YOUR INSTRUCTIONS -> Can you give all the records again without altering a single character?

★ ★ ★ ★ ★

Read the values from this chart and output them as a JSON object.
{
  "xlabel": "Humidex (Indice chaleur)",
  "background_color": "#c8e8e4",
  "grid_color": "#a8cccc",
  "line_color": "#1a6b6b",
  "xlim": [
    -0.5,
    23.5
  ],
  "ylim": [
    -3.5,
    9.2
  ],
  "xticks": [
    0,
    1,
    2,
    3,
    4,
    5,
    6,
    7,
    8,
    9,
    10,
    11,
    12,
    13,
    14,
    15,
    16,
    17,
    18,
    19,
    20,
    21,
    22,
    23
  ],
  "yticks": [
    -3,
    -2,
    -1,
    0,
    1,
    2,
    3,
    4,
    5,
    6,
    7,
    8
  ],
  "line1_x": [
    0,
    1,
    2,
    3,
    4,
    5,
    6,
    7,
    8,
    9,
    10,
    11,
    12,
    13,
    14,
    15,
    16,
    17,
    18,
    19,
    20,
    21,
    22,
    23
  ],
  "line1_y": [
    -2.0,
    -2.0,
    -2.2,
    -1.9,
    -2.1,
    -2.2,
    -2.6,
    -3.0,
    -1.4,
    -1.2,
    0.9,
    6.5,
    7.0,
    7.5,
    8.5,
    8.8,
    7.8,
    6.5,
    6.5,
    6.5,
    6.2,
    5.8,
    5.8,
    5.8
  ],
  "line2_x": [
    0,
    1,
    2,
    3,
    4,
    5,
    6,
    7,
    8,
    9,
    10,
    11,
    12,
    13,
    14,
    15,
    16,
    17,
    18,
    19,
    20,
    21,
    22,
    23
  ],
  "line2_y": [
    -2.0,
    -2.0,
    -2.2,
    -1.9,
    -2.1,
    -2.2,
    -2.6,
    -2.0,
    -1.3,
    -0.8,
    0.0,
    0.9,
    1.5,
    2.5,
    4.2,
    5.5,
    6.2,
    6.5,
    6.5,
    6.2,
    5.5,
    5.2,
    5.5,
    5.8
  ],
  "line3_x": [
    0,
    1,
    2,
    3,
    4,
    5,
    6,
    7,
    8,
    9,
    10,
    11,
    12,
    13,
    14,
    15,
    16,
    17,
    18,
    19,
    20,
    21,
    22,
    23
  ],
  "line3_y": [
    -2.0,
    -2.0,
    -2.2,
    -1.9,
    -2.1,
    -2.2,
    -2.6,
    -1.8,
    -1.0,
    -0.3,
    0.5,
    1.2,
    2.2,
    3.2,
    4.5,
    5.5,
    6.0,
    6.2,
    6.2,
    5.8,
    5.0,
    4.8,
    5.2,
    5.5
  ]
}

★ ★ ★ ★ ★

RESULT ->
Read the values from this chart and output them as a JSON object.
{
  "xlabel": "Humidex (Indice chaleur)",
  "background_color": "#c8e8e4",
  "grid_color": "#a8cccc",
  "line_color": "#1a6b6b",
  "xlim": [
    -0.5,
    23.5
  ],
  "ylim": [
    -3.5,
    9.2
  ],
  "xticks": [
    0,
    1,
    2,
    3,
    4,
    5,
    6,
    7,
    8,
    9,
    10,
    11,
    12,
    13,
    14,
    15,
    16,
    17,
    18,
    19,
    20,
    21,
    22,
    23
  ],
  "yticks": [
    -3,
    -2,
    -1,
    0,
    1,
    2,
    3,
    4,
    5,
    6,
    7,
    8
  ],
  "line1_x": [
    0,
    1,
    2,
    3,
    4,
    5,
    6,
    7,
    8,
    9,
    10,
    11,
    12,
    13,
    14,
    15,
    16,
    17,
    18,
    19,
    20,
    21,
    22,
    23
  ],
  "line1_y": [
    -2.0,
    -2.0,
    -2.2,
    -1.9,
    -2.1,
    -2.2,
    -2.6,
    -3.0,
    -1.4,
    -1.2,
    0.9,
    6.5,
    7.0,
    7.5,
    8.5,
    8.8,
    7.8,
    6.5,
    6.5,
    6.5,
    6.2,
    5.8,
    5.8,
    5.8
  ],
  "line2_x": [
    0,
    1,
    2,
    3,
    4,
    5,
    6,
    7,
    8,
    9,
    10,
    11,
    12,
    13,
    14,
    15,
    16,
    17,
    18,
    19,
    20,
    21,
    22,
    23
  ],
  "line2_y": [
    -2.0,
    -2.0,
    -2.2,
    -1.9,
    -2.1,
    -2.2,
    -2.6,
    -2.0,
    -1.3,
    -0.8,
    0.0,
    0.9,
    1.5,
    2.5,
    4.2,
    5.5,
    6.2,
    6.5,
    6.5,
    6.2,
    5.5,
    5.2,
    5.5,
    5.8
  ],
  "line3_x": [
    0,
    1,
    2,
    3,
    4,
    5,
    6,
    7,
    8,
    9,
    10,
    11,
    12,
    13,
    14,
    15,
    16,
    17,
    18,
    19,
    20,
    21,
    22,
    23
  ],
  "line3_y": [
    -2.0,
    -2.0,
    -2.2,
    -1.9,
    -2.1,
    -2.2,
    -2.6,
    -1.8,
    -1.0,
    -0.3,
    0.5,
    1.2,
    2.2,
    3.2,
    4.5,
    5.5,
    6.0,
    6.2,
    6.2,
    5.8,
    5.0,
    4.8,
    5.2,
    5.5
  ]
}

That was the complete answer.